◆ Problem description ◆
Repeat the entire listing exactly as written.

Entries from a dataset:

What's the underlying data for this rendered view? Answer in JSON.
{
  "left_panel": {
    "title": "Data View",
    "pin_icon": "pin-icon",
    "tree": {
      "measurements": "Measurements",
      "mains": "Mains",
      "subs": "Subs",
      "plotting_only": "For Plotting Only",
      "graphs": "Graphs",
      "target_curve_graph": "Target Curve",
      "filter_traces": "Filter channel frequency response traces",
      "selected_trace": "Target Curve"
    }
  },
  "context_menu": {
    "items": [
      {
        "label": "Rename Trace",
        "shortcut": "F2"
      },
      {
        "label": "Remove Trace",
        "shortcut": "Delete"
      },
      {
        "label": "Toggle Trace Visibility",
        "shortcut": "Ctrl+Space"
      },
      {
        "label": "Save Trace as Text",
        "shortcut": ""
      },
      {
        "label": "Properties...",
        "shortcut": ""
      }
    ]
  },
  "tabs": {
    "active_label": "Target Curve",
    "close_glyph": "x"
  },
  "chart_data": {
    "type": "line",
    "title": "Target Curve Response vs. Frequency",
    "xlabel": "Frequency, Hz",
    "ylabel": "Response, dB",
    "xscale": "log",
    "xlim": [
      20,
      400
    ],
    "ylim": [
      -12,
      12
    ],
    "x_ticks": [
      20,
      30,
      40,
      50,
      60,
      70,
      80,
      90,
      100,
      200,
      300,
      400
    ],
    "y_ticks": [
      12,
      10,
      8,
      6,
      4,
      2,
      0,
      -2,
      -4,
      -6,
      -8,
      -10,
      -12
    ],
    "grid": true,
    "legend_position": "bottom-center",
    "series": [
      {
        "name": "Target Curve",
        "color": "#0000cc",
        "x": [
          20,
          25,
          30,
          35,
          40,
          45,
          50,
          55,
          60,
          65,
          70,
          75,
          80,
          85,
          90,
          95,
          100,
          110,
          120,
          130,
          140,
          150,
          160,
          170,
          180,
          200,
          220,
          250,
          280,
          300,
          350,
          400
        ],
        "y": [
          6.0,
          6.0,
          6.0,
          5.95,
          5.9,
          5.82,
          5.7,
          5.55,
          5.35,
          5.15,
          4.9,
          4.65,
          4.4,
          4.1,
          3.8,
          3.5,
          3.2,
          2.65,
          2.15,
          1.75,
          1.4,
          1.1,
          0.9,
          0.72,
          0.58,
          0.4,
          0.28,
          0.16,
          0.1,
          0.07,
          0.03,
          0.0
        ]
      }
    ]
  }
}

◆ Answer for the task ◆
What's the underlying data for this rendered view? Answer in JSON.
{
  "left_panel": {
    "title": "Data View",
    "pin_icon": "pin-icon",
    "tree": {
      "measurements": "Measurements",
      "mains": "Mains",
      "subs": "Subs",
      "plotting_only": "For Plotting Only",
      "graphs": "Graphs",
      "target_curve_graph": "Target Curve",
      "filter_traces": "Filter channel frequency response traces",
      "selected_trace": "Target Curve"
    }
  },
  "context_menu": {
    "items": [
      {
        "label": "Rename Trace",
        "shortcut": "F2"
      },
      {
        "label": "Remove Trace",
        "shortcut": "Delete"
      },
      {
        "label": "Toggle Trace Visibility",
        "shortcut": "Ctrl+Space"
      },
      {
        "label": "Save Trace as Text",
        "shortcut": ""
      },
      {
        "label": "Properties...",
        "shortcut": ""
      }
    ]
  },
  "tabs": {
    "active_label": "Target Curve",
    "close_glyph": "x"
  },
  "chart_data": {
    "type": "line",
    "title": "Target Curve Response vs. Frequency",
    "xlabel": "Frequency, Hz",
    "ylabel": "Response, dB",
    "xscale": "log",
    "xlim": [
      20,
      400
    ],
    "ylim": [
      -12,
      12
    ],
    "x_ticks": [
      20,
      30,
      40,
      50,
      60,
      70,
      80,
      90,
      100,
      200,
      300,
      400
    ],
    "y_ticks": [
      12,
      10,
      8,
      6,
      4,
      2,
      0,
      -2,
      -4,
      -6,
      -8,
      -10,
      -12
    ],
    "grid": true,
    "legend_position": "bottom-center",
    "series": [
      {
        "name": "Target Curve",
        "color": "#0000cc",
        "x": [
          20,
          25,
          30,
          35,
          40,
          45,
          50,
          55,
          60,
          65,
          70,
          75,
          80,
          85,
          90,
          95,
          100,
          110,
          120,
          130,
          140,
          150,
          160,
          170,
          180,
          200,
          220,
          250,
          280,
          300,
          350,
          400
        ],
        "y": [
          6.0,
          6.0,
          6.0,
          5.95,
          5.9,
          5.82,
          5.7,
          5.55,
          5.35,
          5.15,
          4.9,
          4.65,
          4.4,
          4.1,
          3.8,
          3.5,
          3.2,
          2.65,
          2.15,
          1.75,
          1.4,
          1.1,
          0.9,
          0.72,
          0.58,
          0.4,
          0.28,
          0.16,
          0.1,
          0.07,
          0.03,
          0.0
        ]
      }
    ]
  }
}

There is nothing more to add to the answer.